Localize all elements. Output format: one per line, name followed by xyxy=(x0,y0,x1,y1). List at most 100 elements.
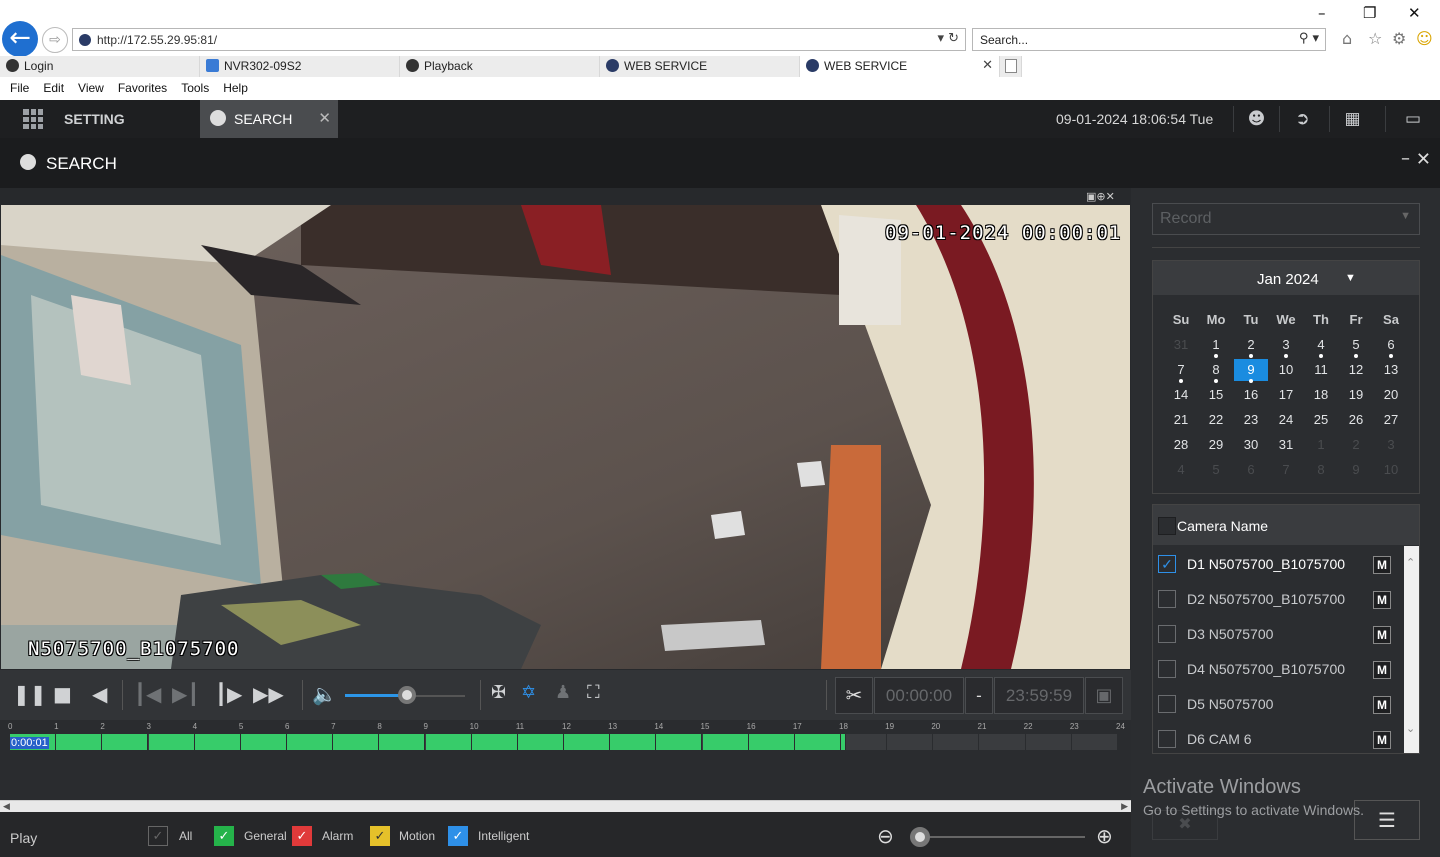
calendar-day[interactable]: 9 xyxy=(1234,359,1268,383)
camera-row[interactable]: D2 N5075700_B1075700 M xyxy=(1153,582,1405,617)
clip-scissors-icon[interactable]: ✂ xyxy=(835,677,873,714)
timeline[interactable]: 0 1 2 3 4 5 6 7 8 9 10 11 12 13 14 15 16 17 18 19 20 21 22 23 24 xyxy=(0,720,1131,800)
calendar-day[interactable]: 29 xyxy=(1199,434,1233,456)
user-icon[interactable]: ☻ xyxy=(1233,106,1279,132)
calendar-day[interactable]: 19 xyxy=(1339,384,1373,406)
calendar-day[interactable]: 20 xyxy=(1374,384,1408,406)
calendar-day[interactable]: 30 xyxy=(1234,434,1268,456)
clip-end-time[interactable]: 23:59:59 xyxy=(994,677,1084,714)
back-button[interactable]: ← xyxy=(2,21,38,57)
address-bar[interactable]: http://172.55.29.95:81/ ▾ ↻ xyxy=(72,28,966,51)
camera-checkbox[interactable] xyxy=(1158,730,1176,748)
calendar-day[interactable]: 5 xyxy=(1339,334,1373,358)
calendar-day[interactable]: 10 xyxy=(1269,359,1303,381)
camera-list-scrollbar[interactable]: ⌃ ⌄ xyxy=(1404,546,1419,753)
timeline-hour-segment[interactable] xyxy=(933,734,980,750)
menu-favorites[interactable]: Favorites xyxy=(108,78,167,95)
calendar-month[interactable]: Jan 2024 xyxy=(1257,271,1319,288)
grid-menu-icon[interactable] xyxy=(23,109,43,129)
close-window-icon[interactable]: ✕ xyxy=(1408,4,1421,22)
calendar-day[interactable]: 13 xyxy=(1374,359,1408,381)
calendar-day[interactable]: 23 xyxy=(1234,409,1268,431)
setting-tab[interactable]: SETTING xyxy=(64,111,125,127)
browser-tab-web-service-active[interactable]: WEB SERVICE ✕ xyxy=(800,56,1000,77)
menu-edit[interactable]: Edit xyxy=(33,78,64,95)
calendar-day[interactable]: 22 xyxy=(1199,409,1233,431)
calendar-day-other-month[interactable]: 7 xyxy=(1269,459,1303,481)
timeline-hour-segment[interactable] xyxy=(564,734,611,750)
menu-view[interactable]: View xyxy=(68,78,104,95)
calendar-day[interactable]: 24 xyxy=(1269,409,1303,431)
calendar-day[interactable]: 7 xyxy=(1164,359,1198,383)
main-stream-button[interactable]: M xyxy=(1373,661,1391,679)
record-type-select[interactable]: Record ▼ xyxy=(1152,203,1420,235)
digital-zoom-icon[interactable]: ✡ xyxy=(521,682,536,703)
scroll-up-icon[interactable]: ⌃ xyxy=(1406,556,1415,569)
logout-icon[interactable]: ➲ xyxy=(1279,106,1325,132)
reverse-play-icon[interactable]: ◀ xyxy=(92,682,107,706)
close-search-tab-icon[interactable]: ✕ xyxy=(318,109,331,127)
camera-row[interactable]: D5 N5075700 M xyxy=(1153,687,1405,722)
main-stream-button[interactable]: M xyxy=(1373,731,1391,749)
timeline-scrollbar[interactable]: ◀ ▶ xyxy=(0,800,1131,812)
calendar-day-other-month[interactable]: 4 xyxy=(1164,459,1198,481)
timeline-hour-segment[interactable] xyxy=(979,734,1026,750)
previous-frame-icon[interactable]: ┃◀ xyxy=(134,682,161,706)
timeline-hour-segment[interactable] xyxy=(1071,734,1118,750)
menu-help[interactable]: Help xyxy=(213,78,248,95)
playback-video[interactable]: 09-01-2024 00:00:01 N5075700_B1075700 xyxy=(1,205,1130,669)
calendar-day[interactable]: 31 xyxy=(1269,434,1303,456)
calendar-day-other-month[interactable]: 6 xyxy=(1234,459,1268,481)
timeline-hour-segment[interactable] xyxy=(610,734,657,750)
calendar-day[interactable]: 18 xyxy=(1304,384,1338,406)
browser-tab-web-service[interactable]: WEB SERVICE xyxy=(600,56,800,77)
camera-row[interactable]: D4 N5075700_B1075700 M xyxy=(1153,652,1405,687)
calendar-day-other-month[interactable]: 1 xyxy=(1304,434,1338,456)
calendar-day[interactable]: 11 xyxy=(1304,359,1338,381)
calendar-day-other-month[interactable]: 3 xyxy=(1374,434,1408,456)
calendar-day[interactable]: 8 xyxy=(1199,359,1233,383)
close-panel-icon[interactable]: ✕ xyxy=(1416,149,1431,170)
address-url[interactable]: http://172.55.29.95:81/ xyxy=(97,33,217,47)
step-forward-icon[interactable]: ┃▶ xyxy=(215,682,242,706)
timeline-bar[interactable] xyxy=(10,734,1118,750)
filter-all-checkbox[interactable]: ✓ xyxy=(148,826,168,846)
minimize-panel-icon[interactable]: – xyxy=(1401,148,1410,169)
scroll-right-icon[interactable]: ▶ xyxy=(1121,801,1128,812)
fullscreen-icon[interactable]: ⛶ xyxy=(587,682,600,703)
camera-checkbox[interactable]: ✓ xyxy=(1158,555,1176,573)
timeline-hour-segment[interactable] xyxy=(56,734,103,750)
next-frame-icon[interactable]: ▶┃ xyxy=(172,682,199,706)
camera-row[interactable]: D6 CAM 6 M xyxy=(1153,722,1405,757)
calendar-day[interactable]: 28 xyxy=(1164,434,1198,456)
save-clip-icon[interactable]: ▣ xyxy=(1085,677,1123,714)
clip-start-time[interactable]: 00:00:00 xyxy=(874,677,964,714)
timeline-hour-segment[interactable] xyxy=(794,734,841,750)
menu-file[interactable]: File xyxy=(0,78,29,95)
volume-slider-handle[interactable] xyxy=(398,686,417,704)
main-stream-button[interactable]: M xyxy=(1373,626,1391,644)
calendar-day-other-month[interactable]: 31 xyxy=(1164,334,1198,356)
scroll-left-icon[interactable]: ◀ xyxy=(3,801,10,812)
home-icon[interactable]: ⌂ xyxy=(1342,29,1352,48)
calendar-header[interactable]: Jan 2024 ▼ xyxy=(1153,261,1419,295)
calendar-day[interactable]: 15 xyxy=(1199,384,1233,406)
menu-tools[interactable]: Tools xyxy=(171,78,209,95)
select-all-cameras-checkbox[interactable] xyxy=(1158,517,1176,535)
calendar-day[interactable]: 3 xyxy=(1269,334,1303,358)
snapshot-icon[interactable]: ▣ xyxy=(1086,190,1096,203)
camera-checkbox[interactable] xyxy=(1158,590,1176,608)
timeline-hour-segment[interactable] xyxy=(240,734,287,750)
timeline-hour-segment[interactable] xyxy=(702,734,749,750)
filter-general-checkbox[interactable]: ✓ xyxy=(214,826,234,846)
pin-icon[interactable]: ✠ xyxy=(491,682,506,703)
timeline-hour-segment[interactable] xyxy=(887,734,934,750)
fast-forward-icon[interactable]: ▶▶ xyxy=(253,682,284,706)
zoom-out-icon[interactable]: ⊖ xyxy=(877,824,894,848)
timeline-zoom-track[interactable] xyxy=(920,836,1085,838)
timeline-hour-segment[interactable] xyxy=(379,734,426,750)
calendar-day[interactable]: 4 xyxy=(1304,334,1338,358)
timeline-hour-segment[interactable] xyxy=(148,734,195,750)
camera-checkbox[interactable] xyxy=(1158,695,1176,713)
calendar-day[interactable]: 17 xyxy=(1269,384,1303,406)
——————————
*Required task*
Please reproduce all of the data above line for line, leaving out the pictures.

*Solution for this problem*
Localize all elements. Output format: one per line, name followed by xyxy=(x0,y0,x1,y1). List at most 100 elements.
calendar-day[interactable]: 9 xyxy=(1234,359,1268,383)
camera-row[interactable]: D2 N5075700_B1075700 M xyxy=(1153,582,1405,617)
clip-scissors-icon[interactable]: ✂ xyxy=(835,677,873,714)
timeline[interactable]: 0 1 2 3 4 5 6 7 8 9 10 11 12 13 14 15 16 17 18 19 20 21 22 23 24 xyxy=(0,720,1131,800)
calendar-day[interactable]: 29 xyxy=(1199,434,1233,456)
user-icon[interactable]: ☻ xyxy=(1233,106,1279,132)
calendar-day[interactable]: 19 xyxy=(1339,384,1373,406)
calendar-day[interactable]: 20 xyxy=(1374,384,1408,406)
calendar-day[interactable]: 30 xyxy=(1234,434,1268,456)
clip-end-time[interactable]: 23:59:59 xyxy=(994,677,1084,714)
back-button[interactable]: ← xyxy=(2,21,38,57)
address-bar[interactable]: http://172.55.29.95:81/ ▾ ↻ xyxy=(72,28,966,51)
camera-checkbox[interactable] xyxy=(1158,730,1176,748)
calendar-day[interactable]: 5 xyxy=(1339,334,1373,358)
calendar-day[interactable]: 10 xyxy=(1269,359,1303,381)
camera-list-scrollbar[interactable]: ⌃ ⌄ xyxy=(1404,546,1419,753)
timeline-hour-segment[interactable] xyxy=(933,734,980,750)
menu-favorites[interactable]: Favorites xyxy=(108,78,167,95)
calendar-month[interactable]: Jan 2024 xyxy=(1257,271,1319,288)
grid-menu-icon[interactable] xyxy=(23,109,43,129)
close-window-icon[interactable]: ✕ xyxy=(1408,4,1421,22)
calendar-day[interactable]: 13 xyxy=(1374,359,1408,381)
calendar-day[interactable]: 23 xyxy=(1234,409,1268,431)
setting-tab[interactable]: SETTING xyxy=(64,111,125,127)
browser-tab-web-service-active[interactable]: WEB SERVICE ✕ xyxy=(800,56,1000,77)
menu-edit[interactable]: Edit xyxy=(33,78,64,95)
calendar-day[interactable]: 22 xyxy=(1199,409,1233,431)
calendar-day-other-month[interactable]: 7 xyxy=(1269,459,1303,481)
timeline-hour-segment[interactable] xyxy=(564,734,611,750)
menu-view[interactable]: View xyxy=(68,78,104,95)
calendar-day[interactable]: 24 xyxy=(1269,409,1303,431)
calendar-day[interactable]: 7 xyxy=(1164,359,1198,383)
main-stream-button[interactable]: M xyxy=(1373,661,1391,679)
record-type-select[interactable]: Record ▼ xyxy=(1152,203,1420,235)
digital-zoom-icon[interactable]: ✡ xyxy=(521,682,536,703)
scroll-up-icon[interactable]: ⌃ xyxy=(1406,556,1415,569)
logout-icon[interactable]: ➲ xyxy=(1279,106,1325,132)
reverse-play-icon[interactable]: ◀ xyxy=(92,682,107,706)
close-search-tab-icon[interactable]: ✕ xyxy=(318,109,331,127)
camera-row[interactable]: D5 N5075700 M xyxy=(1153,687,1405,722)
main-stream-button[interactable]: M xyxy=(1373,731,1391,749)
timeline-scrollbar[interactable]: ◀ ▶ xyxy=(0,800,1131,812)
calendar-day-other-month[interactable]: 4 xyxy=(1164,459,1198,481)
timeline-hour-segment[interactable] xyxy=(979,734,1026,750)
previous-frame-icon[interactable]: ┃◀ xyxy=(134,682,161,706)
timeline-hour-segment[interactable] xyxy=(1071,734,1118,750)
menu-help[interactable]: Help xyxy=(213,78,248,95)
playback-video[interactable]: 09-01-2024 00:00:01 N5075700_B1075700 xyxy=(1,205,1130,669)
calendar-day[interactable]: 31 xyxy=(1269,434,1303,456)
calendar-day-other-month[interactable]: 6 xyxy=(1234,459,1268,481)
timeline-hour-segment[interactable] xyxy=(610,734,657,750)
calendar-day[interactable]: 18 xyxy=(1304,384,1338,406)
browser-tab-web-service[interactable]: WEB SERVICE xyxy=(600,56,800,77)
camera-row[interactable]: D4 N5075700_B1075700 M xyxy=(1153,652,1405,687)
calendar-day-other-month[interactable]: 1 xyxy=(1304,434,1338,456)
calendar-day[interactable]: 11 xyxy=(1304,359,1338,381)
calendar-day-other-month[interactable]: 3 xyxy=(1374,434,1408,456)
calendar-day[interactable]: 8 xyxy=(1199,359,1233,383)
close-panel-icon[interactable]: ✕ xyxy=(1416,149,1431,170)
address-url[interactable]: http://172.55.29.95:81/ xyxy=(97,33,217,47)
step-forward-icon[interactable]: ┃▶ xyxy=(215,682,242,706)
timeline-bar[interactable] xyxy=(10,734,1118,750)
filter-all-checkbox[interactable]: ✓ xyxy=(148,826,168,846)
minimize-panel-icon[interactable]: – xyxy=(1401,148,1410,169)
scroll-right-icon[interactable]: ▶ xyxy=(1121,801,1128,812)
fullscreen-icon[interactable]: ⛶ xyxy=(587,682,600,703)
camera-checkbox[interactable]: ✓ xyxy=(1158,555,1176,573)
timeline-hour-segment[interactable] xyxy=(56,734,103,750)
next-frame-icon[interactable]: ▶┃ xyxy=(172,682,199,706)
camera-row[interactable]: D6 CAM 6 M xyxy=(1153,722,1405,757)
calendar-day[interactable]: 28 xyxy=(1164,434,1198,456)
save-clip-icon[interactable]: ▣ xyxy=(1085,677,1123,714)
clip-start-time[interactable]: 00:00:00 xyxy=(874,677,964,714)
timeline-hour-segment[interactable] xyxy=(794,734,841,750)
menu-file[interactable]: File xyxy=(0,78,29,95)
volume-slider-handle[interactable] xyxy=(398,686,417,704)
main-stream-button[interactable]: M xyxy=(1373,626,1391,644)
calendar-day-other-month[interactable]: 31 xyxy=(1164,334,1198,356)
scroll-left-icon[interactable]: ◀ xyxy=(3,801,10,812)
home-icon[interactable]: ⌂ xyxy=(1342,29,1352,48)
calendar-header[interactable]: Jan 2024 ▼ xyxy=(1153,261,1419,295)
calendar-day[interactable]: 15 xyxy=(1199,384,1233,406)
menu-tools[interactable]: Tools xyxy=(171,78,209,95)
select-all-cameras-checkbox[interactable] xyxy=(1158,517,1176,535)
calendar-day[interactable]: 3 xyxy=(1269,334,1303,358)
snapshot-icon[interactable]: ▣ xyxy=(1086,190,1096,203)
camera-checkbox[interactable] xyxy=(1158,590,1176,608)
timeline-hour-segment[interactable] xyxy=(240,734,287,750)
timeline-hour-segment[interactable] xyxy=(702,734,749,750)
filter-general-checkbox[interactable]: ✓ xyxy=(214,826,234,846)
pin-icon[interactable]: ✠ xyxy=(491,682,506,703)
timeline-hour-segment[interactable] xyxy=(887,734,934,750)
fast-forward-icon[interactable]: ▶▶ xyxy=(253,682,284,706)
zoom-out-icon[interactable]: ⊖ xyxy=(877,824,894,848)
timeline-zoom-track[interactable] xyxy=(920,836,1085,838)
timeline-hour-segment[interactable] xyxy=(379,734,426,750)
calendar-day[interactable]: 4 xyxy=(1304,334,1338,358)
timeline-hour-segment[interactable] xyxy=(148,734,195,750)
camera-checkbox[interactable] xyxy=(1158,695,1176,713)
calendar-day[interactable]: 17 xyxy=(1269,384,1303,406)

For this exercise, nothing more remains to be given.